Lines that include the string "layers" are the ones to copy from the entries below.

(Document page transcript entries)
========================================================================

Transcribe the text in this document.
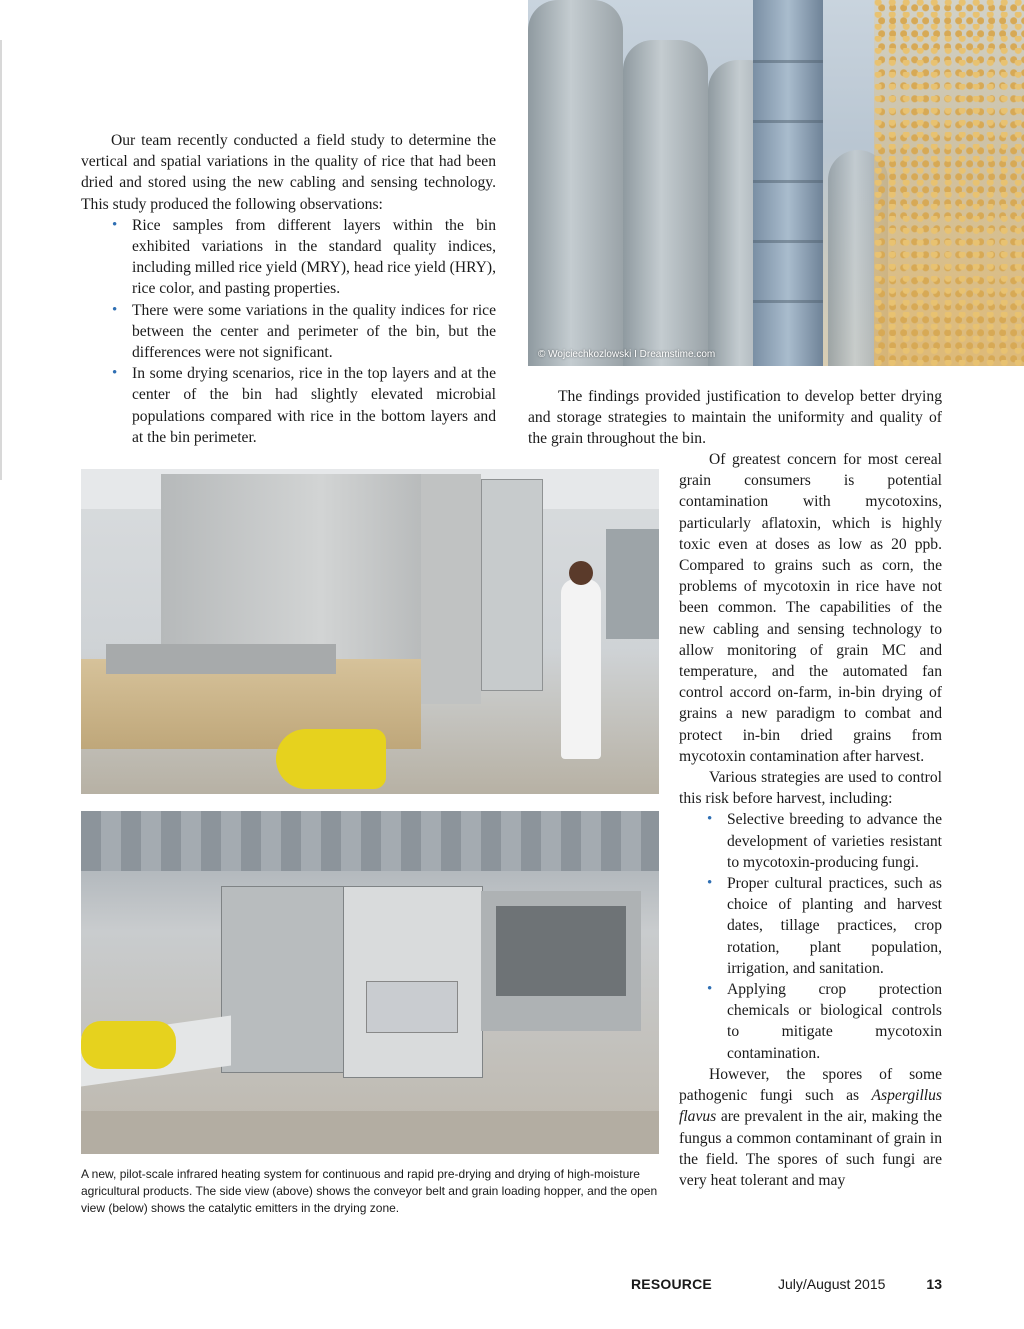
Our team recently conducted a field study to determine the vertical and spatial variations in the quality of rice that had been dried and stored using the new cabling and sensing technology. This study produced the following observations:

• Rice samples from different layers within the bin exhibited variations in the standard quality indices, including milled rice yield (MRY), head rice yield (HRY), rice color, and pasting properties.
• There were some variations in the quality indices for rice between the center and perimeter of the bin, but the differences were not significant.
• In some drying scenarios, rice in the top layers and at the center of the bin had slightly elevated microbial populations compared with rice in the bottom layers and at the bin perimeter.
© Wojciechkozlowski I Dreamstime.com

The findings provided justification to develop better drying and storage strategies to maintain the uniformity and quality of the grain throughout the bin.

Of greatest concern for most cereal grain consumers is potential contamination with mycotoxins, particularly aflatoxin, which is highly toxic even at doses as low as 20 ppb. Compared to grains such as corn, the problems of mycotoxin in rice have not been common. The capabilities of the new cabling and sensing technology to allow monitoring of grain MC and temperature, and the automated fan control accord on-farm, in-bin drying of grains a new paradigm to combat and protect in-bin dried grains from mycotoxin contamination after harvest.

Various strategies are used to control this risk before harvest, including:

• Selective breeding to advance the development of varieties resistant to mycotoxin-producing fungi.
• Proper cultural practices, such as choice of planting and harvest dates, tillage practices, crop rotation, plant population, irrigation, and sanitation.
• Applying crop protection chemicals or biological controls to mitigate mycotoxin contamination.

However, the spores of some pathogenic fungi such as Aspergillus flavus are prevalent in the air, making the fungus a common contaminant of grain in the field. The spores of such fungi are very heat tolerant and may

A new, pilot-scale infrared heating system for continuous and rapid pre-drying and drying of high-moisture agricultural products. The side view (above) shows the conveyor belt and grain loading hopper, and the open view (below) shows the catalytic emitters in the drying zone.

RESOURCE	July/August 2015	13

========================================================================

- _PROBLEM SOLUTION_
• Rice samples from different layers within the bin exhibited variations in the standard quality indices, including milled rice yield (MRY), head rice yield (HRY), rice color, and pasting properties.
• In some drying scenarios, rice in the top layers and at the center of the bin had slightly elevated microbial populations compared with rice in the bottom layers and at the bin perimeter.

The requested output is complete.